▶ [SET PROBLEM]:
Leave out any pictures and transcribe all other data below exactly.

▶ [RECORD EXTRACTS]:

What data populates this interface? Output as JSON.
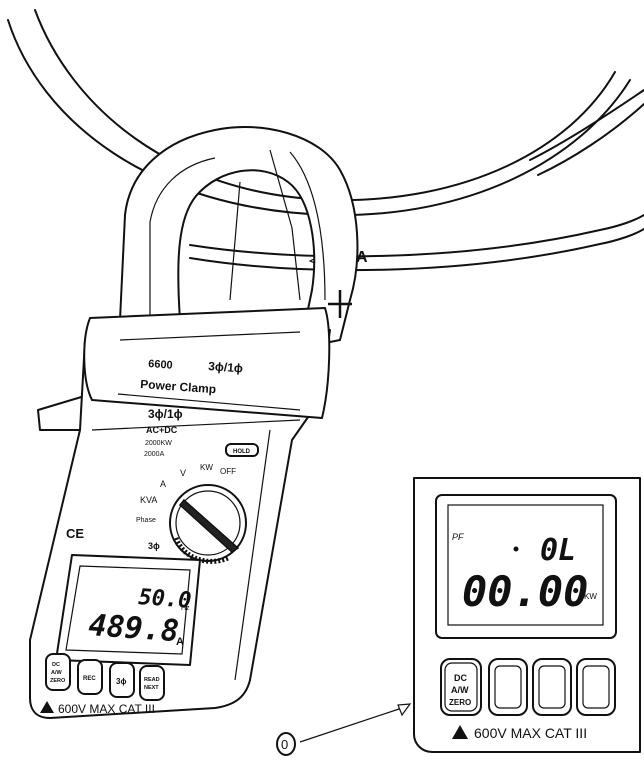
{
  "meter": {
    "brand_model": "6600",
    "phase_mark": "3ϕ/1ϕ",
    "band_line2": "Power  Clamp",
    "face_line1": "3ϕ/1ϕ",
    "face_line2": "AC+DC",
    "face_line3": "2000KW",
    "face_line4": "2000A",
    "hold_label": "HOLD",
    "dial_labels": {
      "v": "V",
      "kw": "KW",
      "off": "OFF",
      "a": "A",
      "kva": "KVA",
      "phase": "Phase",
      "three_phase": "3ϕ"
    },
    "ce_mark": "CE",
    "display": {
      "top_value": "50.0",
      "top_unit": "Hz",
      "main_value": "489.8",
      "main_unit": "A"
    },
    "buttons": [
      {
        "label": "DC A/W ZERO"
      },
      {
        "label": "REC"
      },
      {
        "label": "3ϕ"
      },
      {
        "label": "READ NEXT"
      }
    ],
    "warning": "600V MAX CAT III"
  },
  "cable": {
    "current_label": "A",
    "polarity_mark": "+"
  },
  "inset": {
    "pf_label": "PF",
    "top_value": "0L",
    "main_value": "00.00",
    "main_unit": "KW",
    "button_label": "DC A/W ZERO",
    "warning": "600V MAX CAT III",
    "callout": "0"
  }
}
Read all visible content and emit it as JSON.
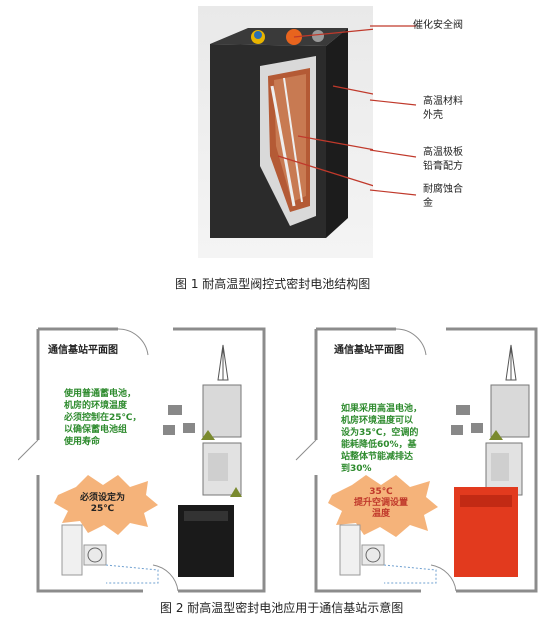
{
  "figure1": {
    "callouts": [
      "催化安全阀",
      "高温材料\n外壳",
      "高温极板\n铅膏配方",
      "耐腐蚀合\n金"
    ],
    "caption": "图 1 耐高温型阀控式密封电池结构图"
  },
  "figure2": {
    "left": {
      "title": "通信基站平面图",
      "note": "使用普通蓄电池，\n机房的环境温度\n必须控制在25℃，\n以确保蓄电池组\n使用寿命",
      "temp_label": "必须设定为\n25℃"
    },
    "right": {
      "title": "通信基站平面图",
      "note": "如果采用高温电池，\n机房环境温度可以\n设为35℃，空调的\n能耗降低60%，基\n站整体节能减排达\n到30%",
      "temp_label": "35℃\n提升空调设置\n温度"
    },
    "caption": "图 2 耐高温型密封电池应用于通信基站示意图"
  },
  "colors": {
    "green": "#2e8b2e",
    "red_line": "#c0392b",
    "wall": "#8c8c8c",
    "starburst": "#f5b37a"
  }
}
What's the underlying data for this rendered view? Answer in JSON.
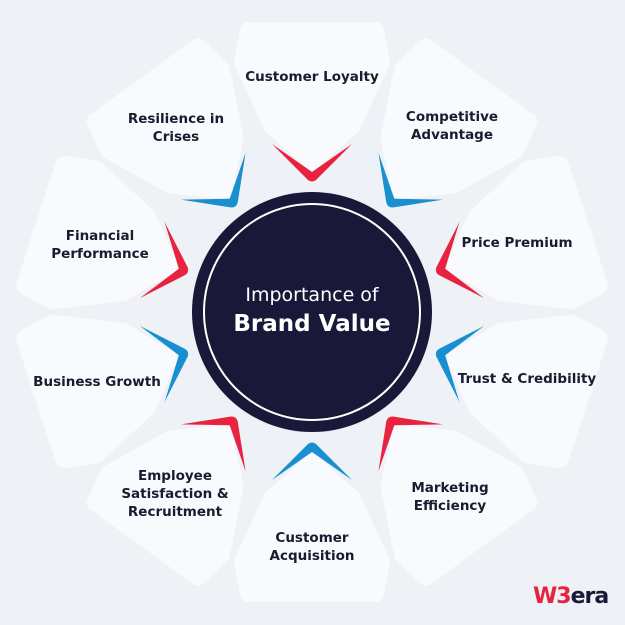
{
  "title_line1": "Importance of",
  "title_line2": "Brand Value",
  "colors": {
    "red": "#e8223f",
    "blue": "#1a8fd0",
    "center": "#1a1838"
  },
  "segments": [
    {
      "label": "Customer Loyalty",
      "accent": "red"
    },
    {
      "label": "Competitive Advantage",
      "accent": "blue"
    },
    {
      "label": "Price Premium",
      "accent": "red"
    },
    {
      "label": "Trust & Credibility",
      "accent": "blue"
    },
    {
      "label": "Marketing Efficiency",
      "accent": "red"
    },
    {
      "label": "Customer Acquisition",
      "accent": "blue"
    },
    {
      "label": "Employee Satisfaction & Recruitment",
      "accent": "red"
    },
    {
      "label": "Business Growth",
      "accent": "blue"
    },
    {
      "label": "Financial Performance",
      "accent": "red"
    },
    {
      "label": "Resilience in Crises",
      "accent": "blue"
    }
  ],
  "logo": {
    "prefix": "W3",
    "suffix": "era"
  }
}
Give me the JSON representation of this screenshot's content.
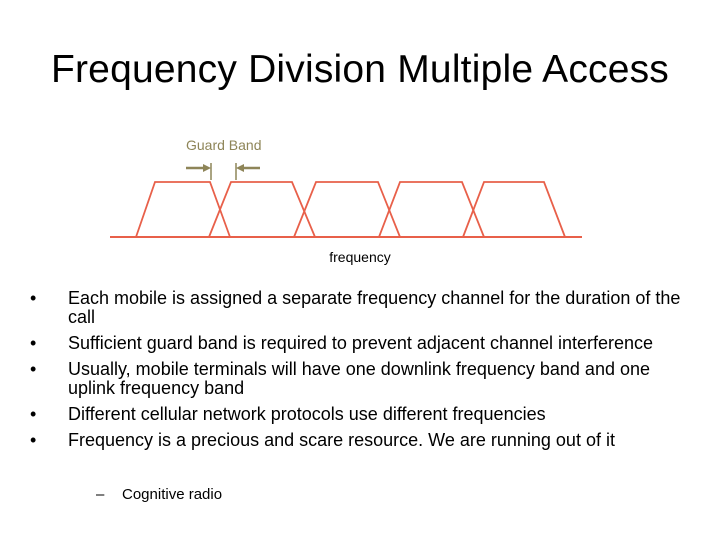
{
  "slide": {
    "title": "Frequency Division Multiple Access"
  },
  "diagram": {
    "guard_band_label": "Guard Band",
    "axis_label": "frequency",
    "colors": {
      "band": "#e8604a",
      "guard": "#8e8558"
    }
  },
  "bullets": [
    {
      "marker": "•",
      "text": "Each mobile is assigned a separate frequency channel for the duration of the call"
    },
    {
      "marker": "•",
      "text": "Sufficient guard band is required to prevent adjacent channel interference"
    },
    {
      "marker": "•",
      "text": "Usually, mobile terminals will have one downlink frequency band and one uplink frequency band"
    },
    {
      "marker": "•",
      "text": "Different cellular network protocols use different frequencies"
    },
    {
      "marker": "•",
      "text": "Frequency is a precious and scare resource. We are running out of it"
    }
  ],
  "sub_bullet": {
    "marker": "–",
    "text": "Cognitive radio"
  }
}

▶ [REPLY]:
What data populates this interface? Output as JSON.
{
  "meter": {
    "brand_model": "6600",
    "phase_mark": "3ϕ/1ϕ",
    "band_line2": "Power  Clamp",
    "face_line1": "3ϕ/1ϕ",
    "face_line2": "AC+DC",
    "face_line3": "2000KW",
    "face_line4": "2000A",
    "hold_label": "HOLD",
    "dial_labels": {
      "v": "V",
      "kw": "KW",
      "off": "OFF",
      "a": "A",
      "kva": "KVA",
      "phase": "Phase",
      "three_phase": "3ϕ"
    },
    "ce_mark": "CE",
    "display": {
      "top_value": "50.0",
      "top_unit": "Hz",
      "main_value": "489.8",
      "main_unit": "A"
    },
    "buttons": [
      {
        "label": "DC A/W ZERO"
      },
      {
        "label": "REC"
      },
      {
        "label": "3ϕ"
      },
      {
        "label": "READ NEXT"
      }
    ],
    "warning": "600V MAX CAT III"
  },
  "cable": {
    "current_label": "A",
    "polarity_mark": "+"
  },
  "inset": {
    "pf_label": "PF",
    "top_value": "0L",
    "main_value": "00.00",
    "main_unit": "KW",
    "button_label": "DC A/W ZERO",
    "warning": "600V MAX CAT III",
    "callout": "0"
  }
}
Read all visible content and emit it as JSON.
{
  "figure1": {
    "callouts": [
      "催化安全阀",
      "高温材料\n外壳",
      "高温极板\n铅膏配方",
      "耐腐蚀合\n金"
    ],
    "caption": "图 1 耐高温型阀控式密封电池结构图"
  },
  "figure2": {
    "left": {
      "title": "通信基站平面图",
      "note": "使用普通蓄电池，\n机房的环境温度\n必须控制在25℃，\n以确保蓄电池组\n使用寿命",
      "temp_label": "必须设定为\n25℃"
    },
    "right": {
      "title": "通信基站平面图",
      "note": "如果采用高温电池，\n机房环境温度可以\n设为35℃，空调的\n能耗降低60%，基\n站整体节能减排达\n到30%",
      "temp_label": "35℃\n提升空调设置\n温度"
    },
    "caption": "图 2 耐高温型密封电池应用于通信基站示意图"
  },
  "colors": {
    "green": "#2e8b2e",
    "red_line": "#c0392b",
    "wall": "#8c8c8c",
    "starburst": "#f5b37a"
  }
}
What's the underlying data for this rendered view? Answer in JSON.
{
  "title_line1": "Importance of",
  "title_line2": "Brand Value",
  "colors": {
    "red": "#e8223f",
    "blue": "#1a8fd0",
    "center": "#1a1838"
  },
  "segments": [
    {
      "label": "Customer Loyalty",
      "accent": "red"
    },
    {
      "label": "Competitive Advantage",
      "accent": "blue"
    },
    {
      "label": "Price Premium",
      "accent": "red"
    },
    {
      "label": "Trust & Credibility",
      "accent": "blue"
    },
    {
      "label": "Marketing Efficiency",
      "accent": "red"
    },
    {
      "label": "Customer Acquisition",
      "accent": "blue"
    },
    {
      "label": "Employee Satisfaction & Recruitment",
      "accent": "red"
    },
    {
      "label": "Business Growth",
      "accent": "blue"
    },
    {
      "label": "Financial Performance",
      "accent": "red"
    },
    {
      "label": "Resilience in Crises",
      "accent": "blue"
    }
  ],
  "logo": {
    "prefix": "W3",
    "suffix": "era"
  }
}
Give me the JSON representation of this screenshot's content.
{
  "slide": {
    "title": "Frequency Division Multiple Access"
  },
  "diagram": {
    "guard_band_label": "Guard Band",
    "axis_label": "frequency",
    "colors": {
      "band": "#e8604a",
      "guard": "#8e8558"
    }
  },
  "bullets": [
    {
      "marker": "•",
      "text": "Each mobile is assigned a separate frequency channel for the duration of the call"
    },
    {
      "marker": "•",
      "text": "Sufficient guard band is required to prevent adjacent channel interference"
    },
    {
      "marker": "•",
      "text": "Usually, mobile terminals will have one downlink frequency band and one uplink frequency band"
    },
    {
      "marker": "•",
      "text": "Different cellular network protocols use different frequencies"
    },
    {
      "marker": "•",
      "text": "Frequency is a precious and scare resource. We are running out of it"
    }
  ],
  "sub_bullet": {
    "marker": "–",
    "text": "Cognitive radio"
  }
}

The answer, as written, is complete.